─── Material to process

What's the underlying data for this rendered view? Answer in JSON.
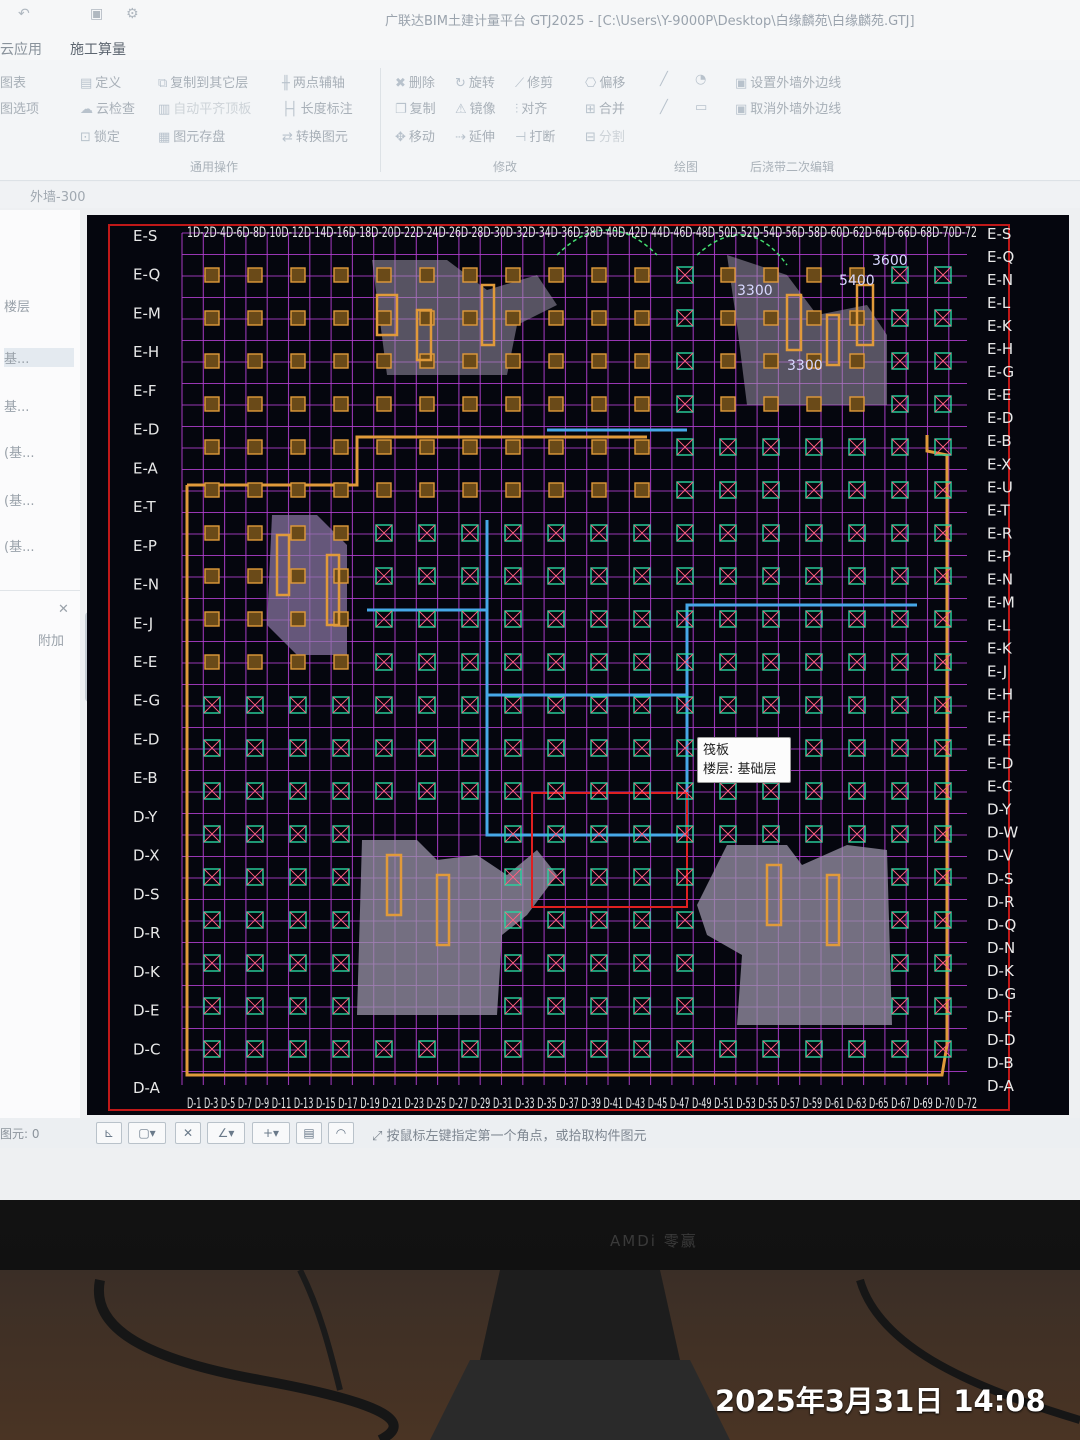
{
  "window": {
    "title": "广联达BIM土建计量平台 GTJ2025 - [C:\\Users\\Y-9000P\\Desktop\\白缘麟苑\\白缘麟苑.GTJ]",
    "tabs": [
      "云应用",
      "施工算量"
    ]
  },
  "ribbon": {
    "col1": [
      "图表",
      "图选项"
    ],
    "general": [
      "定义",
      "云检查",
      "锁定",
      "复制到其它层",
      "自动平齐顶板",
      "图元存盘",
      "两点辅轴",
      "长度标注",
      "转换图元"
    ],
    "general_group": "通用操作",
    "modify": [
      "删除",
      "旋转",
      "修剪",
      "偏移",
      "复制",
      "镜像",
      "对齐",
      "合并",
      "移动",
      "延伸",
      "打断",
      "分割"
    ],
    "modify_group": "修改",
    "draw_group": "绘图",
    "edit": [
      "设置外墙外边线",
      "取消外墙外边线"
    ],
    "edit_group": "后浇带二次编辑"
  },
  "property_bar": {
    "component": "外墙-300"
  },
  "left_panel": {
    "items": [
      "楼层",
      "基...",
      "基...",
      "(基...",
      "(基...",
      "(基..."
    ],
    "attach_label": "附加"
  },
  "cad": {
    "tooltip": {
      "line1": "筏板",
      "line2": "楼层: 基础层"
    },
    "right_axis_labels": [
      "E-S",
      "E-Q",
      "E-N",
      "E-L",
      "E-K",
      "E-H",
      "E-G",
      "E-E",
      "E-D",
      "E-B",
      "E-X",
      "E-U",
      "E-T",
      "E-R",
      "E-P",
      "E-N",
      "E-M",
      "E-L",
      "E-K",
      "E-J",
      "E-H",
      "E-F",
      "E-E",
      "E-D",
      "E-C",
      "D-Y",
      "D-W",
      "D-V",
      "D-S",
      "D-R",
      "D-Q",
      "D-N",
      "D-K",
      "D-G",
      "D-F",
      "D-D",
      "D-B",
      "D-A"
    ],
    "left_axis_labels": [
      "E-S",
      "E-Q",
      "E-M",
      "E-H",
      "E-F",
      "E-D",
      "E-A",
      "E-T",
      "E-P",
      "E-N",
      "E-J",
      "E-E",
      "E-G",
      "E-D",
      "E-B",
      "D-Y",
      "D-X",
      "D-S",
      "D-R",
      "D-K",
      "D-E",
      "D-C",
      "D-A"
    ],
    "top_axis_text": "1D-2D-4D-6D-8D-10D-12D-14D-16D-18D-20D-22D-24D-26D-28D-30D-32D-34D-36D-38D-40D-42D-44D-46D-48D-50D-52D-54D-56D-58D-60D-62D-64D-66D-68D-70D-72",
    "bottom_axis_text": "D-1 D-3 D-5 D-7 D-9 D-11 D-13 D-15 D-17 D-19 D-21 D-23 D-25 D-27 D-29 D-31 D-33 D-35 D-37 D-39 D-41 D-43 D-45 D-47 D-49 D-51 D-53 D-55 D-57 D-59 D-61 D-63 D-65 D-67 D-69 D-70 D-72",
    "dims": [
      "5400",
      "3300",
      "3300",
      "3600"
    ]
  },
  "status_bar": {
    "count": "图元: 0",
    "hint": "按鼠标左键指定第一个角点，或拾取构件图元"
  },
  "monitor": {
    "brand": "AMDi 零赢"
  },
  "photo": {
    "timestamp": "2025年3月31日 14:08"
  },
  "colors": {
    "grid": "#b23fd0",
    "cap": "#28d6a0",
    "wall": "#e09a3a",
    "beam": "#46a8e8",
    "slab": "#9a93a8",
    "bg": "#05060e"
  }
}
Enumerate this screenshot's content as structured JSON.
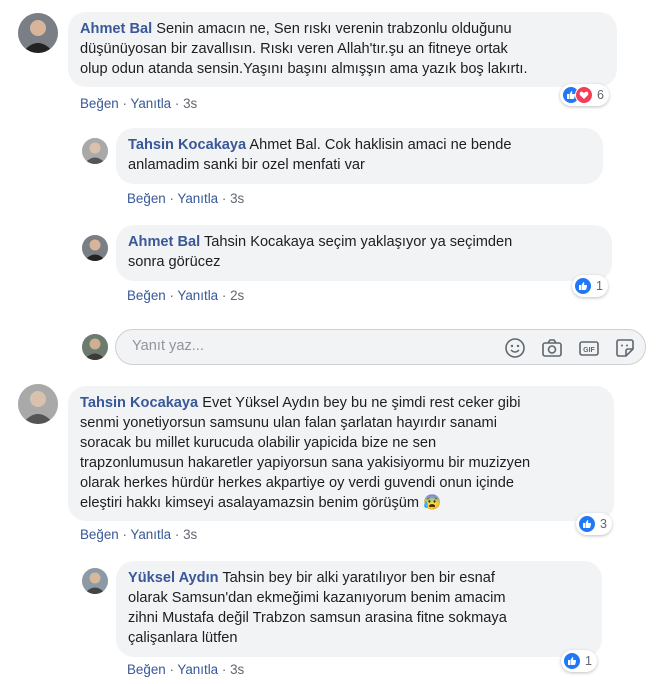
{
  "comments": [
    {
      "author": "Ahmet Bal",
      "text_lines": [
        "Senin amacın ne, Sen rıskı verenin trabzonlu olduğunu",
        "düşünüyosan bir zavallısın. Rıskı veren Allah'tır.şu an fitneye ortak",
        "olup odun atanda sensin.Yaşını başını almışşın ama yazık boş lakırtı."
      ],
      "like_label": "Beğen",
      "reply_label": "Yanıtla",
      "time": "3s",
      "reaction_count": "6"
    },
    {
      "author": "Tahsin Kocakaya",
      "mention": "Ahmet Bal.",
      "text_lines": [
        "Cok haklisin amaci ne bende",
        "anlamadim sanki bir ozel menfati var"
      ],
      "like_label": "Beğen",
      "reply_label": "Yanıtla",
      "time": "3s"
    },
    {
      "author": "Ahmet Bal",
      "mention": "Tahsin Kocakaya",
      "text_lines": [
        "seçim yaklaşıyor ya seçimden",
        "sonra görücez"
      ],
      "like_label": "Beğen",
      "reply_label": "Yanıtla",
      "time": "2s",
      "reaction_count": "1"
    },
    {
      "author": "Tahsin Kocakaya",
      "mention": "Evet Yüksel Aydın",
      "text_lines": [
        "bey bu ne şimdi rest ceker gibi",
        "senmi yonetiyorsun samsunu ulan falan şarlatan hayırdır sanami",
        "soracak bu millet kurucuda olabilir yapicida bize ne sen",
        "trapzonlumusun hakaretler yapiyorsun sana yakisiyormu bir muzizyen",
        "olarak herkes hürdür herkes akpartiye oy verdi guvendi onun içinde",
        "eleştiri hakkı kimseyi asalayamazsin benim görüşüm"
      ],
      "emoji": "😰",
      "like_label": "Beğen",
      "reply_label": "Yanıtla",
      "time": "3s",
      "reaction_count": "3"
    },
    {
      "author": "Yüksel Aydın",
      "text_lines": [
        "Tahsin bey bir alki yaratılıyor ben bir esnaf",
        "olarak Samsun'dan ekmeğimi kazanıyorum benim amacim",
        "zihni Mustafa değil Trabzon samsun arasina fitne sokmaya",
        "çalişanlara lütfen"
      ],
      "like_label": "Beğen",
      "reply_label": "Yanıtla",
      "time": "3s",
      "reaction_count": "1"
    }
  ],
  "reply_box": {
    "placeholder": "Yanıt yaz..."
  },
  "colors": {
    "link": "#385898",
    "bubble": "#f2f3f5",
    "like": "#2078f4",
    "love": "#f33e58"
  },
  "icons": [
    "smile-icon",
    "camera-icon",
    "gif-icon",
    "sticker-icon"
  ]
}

──────

## Exercise goal
Transcribe all the records above word for word, without their images.

## Answer in full
What's the underlying data for this rendered view? Answer in JSON.
{
  "window": {
    "title": "广联达BIM土建计量平台 GTJ2025 - [C:\\Users\\Y-9000P\\Desktop\\白缘麟苑\\白缘麟苑.GTJ]",
    "tabs": [
      "云应用",
      "施工算量"
    ]
  },
  "ribbon": {
    "col1": [
      "图表",
      "图选项"
    ],
    "general": [
      "定义",
      "云检查",
      "锁定",
      "复制到其它层",
      "自动平齐顶板",
      "图元存盘",
      "两点辅轴",
      "长度标注",
      "转换图元"
    ],
    "general_group": "通用操作",
    "modify": [
      "删除",
      "旋转",
      "修剪",
      "偏移",
      "复制",
      "镜像",
      "对齐",
      "合并",
      "移动",
      "延伸",
      "打断",
      "分割"
    ],
    "modify_group": "修改",
    "draw_group": "绘图",
    "edit": [
      "设置外墙外边线",
      "取消外墙外边线"
    ],
    "edit_group": "后浇带二次编辑"
  },
  "property_bar": {
    "component": "外墙-300"
  },
  "left_panel": {
    "items": [
      "楼层",
      "基...",
      "基...",
      "(基...",
      "(基...",
      "(基..."
    ],
    "attach_label": "附加"
  },
  "cad": {
    "tooltip": {
      "line1": "筏板",
      "line2": "楼层: 基础层"
    },
    "right_axis_labels": [
      "E-S",
      "E-Q",
      "E-N",
      "E-L",
      "E-K",
      "E-H",
      "E-G",
      "E-E",
      "E-D",
      "E-B",
      "E-X",
      "E-U",
      "E-T",
      "E-R",
      "E-P",
      "E-N",
      "E-M",
      "E-L",
      "E-K",
      "E-J",
      "E-H",
      "E-F",
      "E-E",
      "E-D",
      "E-C",
      "D-Y",
      "D-W",
      "D-V",
      "D-S",
      "D-R",
      "D-Q",
      "D-N",
      "D-K",
      "D-G",
      "D-F",
      "D-D",
      "D-B",
      "D-A"
    ],
    "left_axis_labels": [
      "E-S",
      "E-Q",
      "E-M",
      "E-H",
      "E-F",
      "E-D",
      "E-A",
      "E-T",
      "E-P",
      "E-N",
      "E-J",
      "E-E",
      "E-G",
      "E-D",
      "E-B",
      "D-Y",
      "D-X",
      "D-S",
      "D-R",
      "D-K",
      "D-E",
      "D-C",
      "D-A"
    ],
    "top_axis_text": "1D-2D-4D-6D-8D-10D-12D-14D-16D-18D-20D-22D-24D-26D-28D-30D-32D-34D-36D-38D-40D-42D-44D-46D-48D-50D-52D-54D-56D-58D-60D-62D-64D-66D-68D-70D-72",
    "bottom_axis_text": "D-1 D-3 D-5 D-7 D-9 D-11 D-13 D-15 D-17 D-19 D-21 D-23 D-25 D-27 D-29 D-31 D-33 D-35 D-37 D-39 D-41 D-43 D-45 D-47 D-49 D-51 D-53 D-55 D-57 D-59 D-61 D-63 D-65 D-67 D-69 D-70 D-72",
    "dims": [
      "5400",
      "3300",
      "3300",
      "3600"
    ]
  },
  "status_bar": {
    "count": "图元: 0",
    "hint": "按鼠标左键指定第一个角点，或拾取构件图元"
  },
  "monitor": {
    "brand": "AMDi 零赢"
  },
  "photo": {
    "timestamp": "2025年3月31日 14:08"
  },
  "colors": {
    "grid": "#b23fd0",
    "cap": "#28d6a0",
    "wall": "#e09a3a",
    "beam": "#46a8e8",
    "slab": "#9a93a8",
    "bg": "#05060e"
  }
}
Enumerate this screenshot's content as structured JSON.
{
  "comments": [
    {
      "author": "Ahmet Bal",
      "text_lines": [
        "Senin amacın ne, Sen rıskı verenin trabzonlu olduğunu",
        "düşünüyosan bir zavallısın. Rıskı veren Allah'tır.şu an fitneye ortak",
        "olup odun atanda sensin.Yaşını başını almışşın ama yazık boş lakırtı."
      ],
      "like_label": "Beğen",
      "reply_label": "Yanıtla",
      "time": "3s",
      "reaction_count": "6"
    },
    {
      "author": "Tahsin Kocakaya",
      "mention": "Ahmet Bal.",
      "text_lines": [
        "Cok haklisin amaci ne bende",
        "anlamadim sanki bir ozel menfati var"
      ],
      "like_label": "Beğen",
      "reply_label": "Yanıtla",
      "time": "3s"
    },
    {
      "author": "Ahmet Bal",
      "mention": "Tahsin Kocakaya",
      "text_lines": [
        "seçim yaklaşıyor ya seçimden",
        "sonra görücez"
      ],
      "like_label": "Beğen",
      "reply_label": "Yanıtla",
      "time": "2s",
      "reaction_count": "1"
    },
    {
      "author": "Tahsin Kocakaya",
      "mention": "Evet Yüksel Aydın",
      "text_lines": [
        "bey bu ne şimdi rest ceker gibi",
        "senmi yonetiyorsun samsunu ulan falan şarlatan hayırdır sanami",
        "soracak bu millet kurucuda olabilir yapicida bize ne sen",
        "trapzonlumusun hakaretler yapiyorsun sana yakisiyormu bir muzizyen",
        "olarak herkes hürdür herkes akpartiye oy verdi guvendi onun içinde",
        "eleştiri hakkı kimseyi asalayamazsin benim görüşüm"
      ],
      "emoji": "😰",
      "like_label": "Beğen",
      "reply_label": "Yanıtla",
      "time": "3s",
      "reaction_count": "3"
    },
    {
      "author": "Yüksel Aydın",
      "text_lines": [
        "Tahsin bey bir alki yaratılıyor ben bir esnaf",
        "olarak Samsun'dan ekmeğimi kazanıyorum benim amacim",
        "zihni Mustafa değil Trabzon samsun arasina fitne sokmaya",
        "çalişanlara lütfen"
      ],
      "like_label": "Beğen",
      "reply_label": "Yanıtla",
      "time": "3s",
      "reaction_count": "1"
    }
  ],
  "reply_box": {
    "placeholder": "Yanıt yaz..."
  },
  "colors": {
    "link": "#385898",
    "bubble": "#f2f3f5",
    "like": "#2078f4",
    "love": "#f33e58"
  },
  "icons": [
    "smile-icon",
    "camera-icon",
    "gif-icon",
    "sticker-icon"
  ]
}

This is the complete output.